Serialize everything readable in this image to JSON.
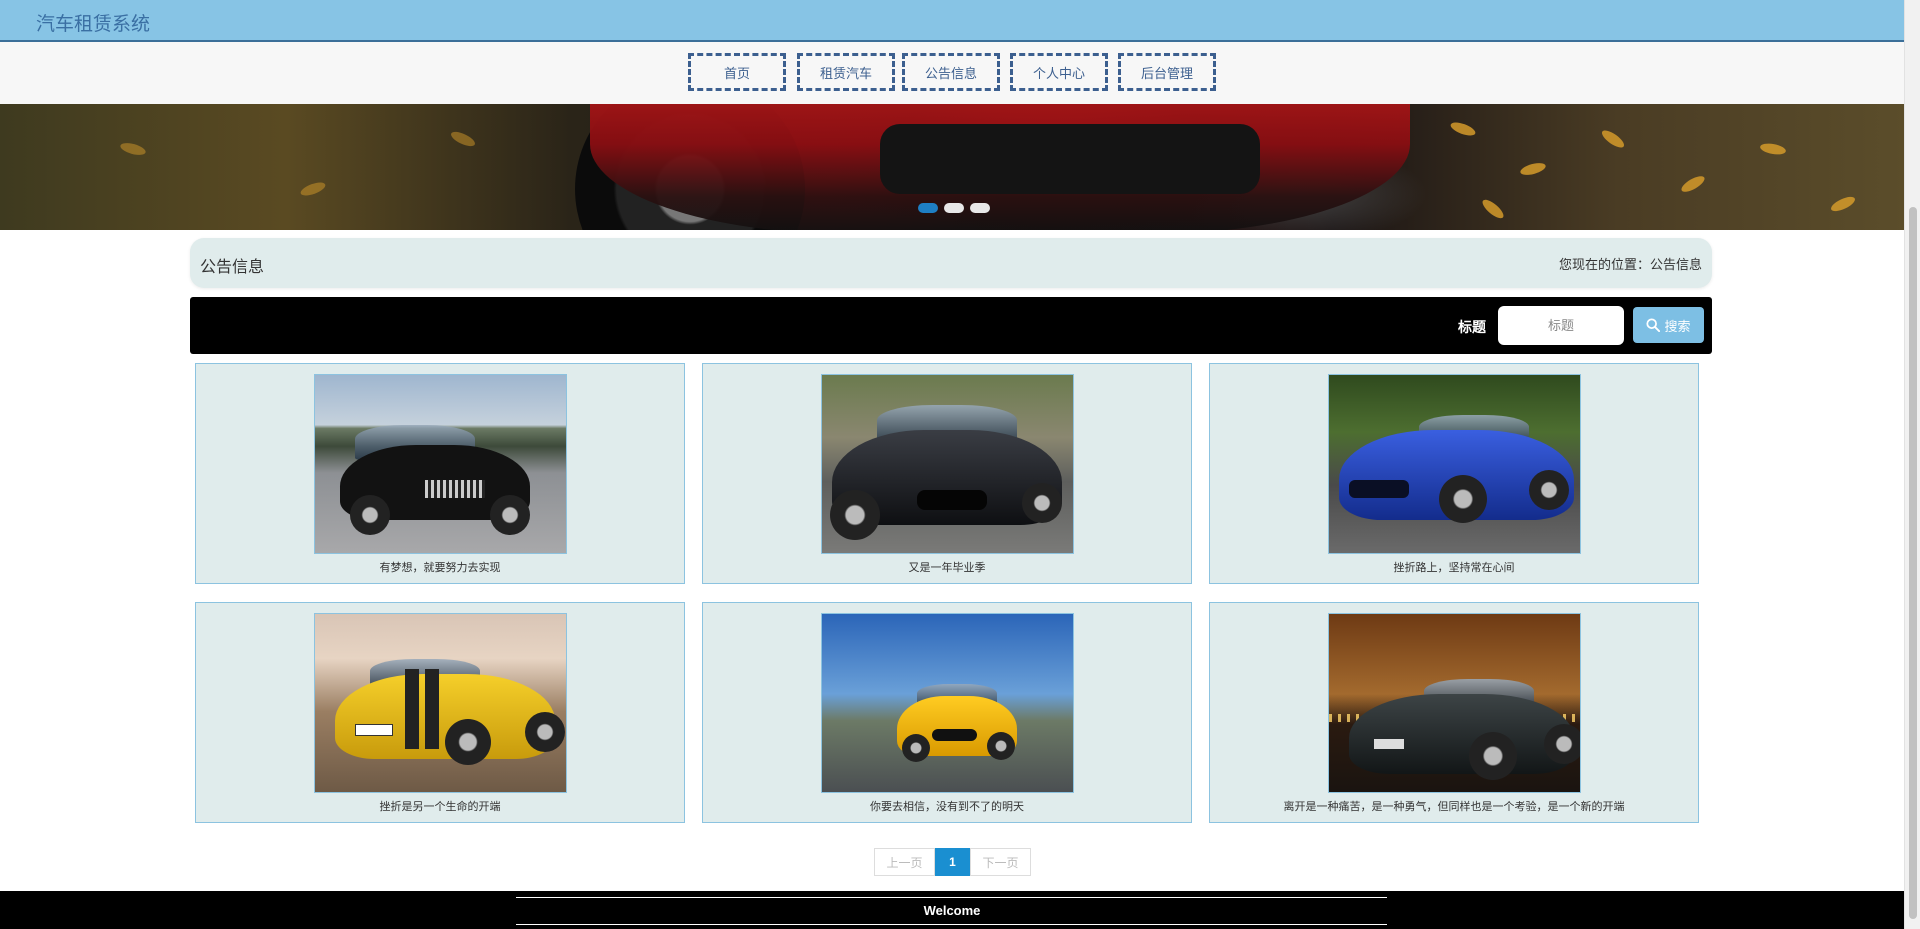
{
  "app": {
    "title": "汽车租赁系统"
  },
  "nav": {
    "items": [
      {
        "label": "首页"
      },
      {
        "label": "租赁汽车"
      },
      {
        "label": "公告信息"
      },
      {
        "label": "个人中心"
      },
      {
        "label": "后台管理"
      }
    ]
  },
  "banner": {
    "slides": 3,
    "active_slide": 1
  },
  "breadcrumb": {
    "title": "公告信息",
    "position": "您现在的位置：公告信息"
  },
  "search": {
    "label": "标题",
    "placeholder": "标题",
    "button_label": "搜索"
  },
  "cards": [
    {
      "caption": "有梦想，就要努力去实现",
      "image": "black-suv-photo"
    },
    {
      "caption": "又是一年毕业季",
      "image": "black-sports-car-photo"
    },
    {
      "caption": "挫折路上，坚持常在心间",
      "image": "blue-sports-car-photo"
    },
    {
      "caption": "挫折是另一个生命的开端",
      "image": "yellow-camaro-photo"
    },
    {
      "caption": "你要去相信，没有到不了的明天",
      "image": "yellow-sports-car-photo"
    },
    {
      "caption": "离开是一种痛苦，是一种勇气，但同样也是一个考验，是一个新的开端",
      "image": "gtr-night-photo"
    }
  ],
  "pagination": {
    "prev_label": "上一页",
    "current": "1",
    "next_label": "下一页"
  },
  "footer": {
    "text": "Welcome"
  },
  "colors": {
    "header_bg": "#87c4e5",
    "accent": "#1a8fd1",
    "card_bg": "#e0ecec",
    "nav_border": "#3c5f8f"
  }
}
□ □ □ □
WORK TO DO ▸ Extract every line above that contains the word "sports".

RESULT OF THIS TASK ▸
      "image": "black-sports-car-photo"
      "image": "blue-sports-car-photo"
      "image": "yellow-sports-car-photo"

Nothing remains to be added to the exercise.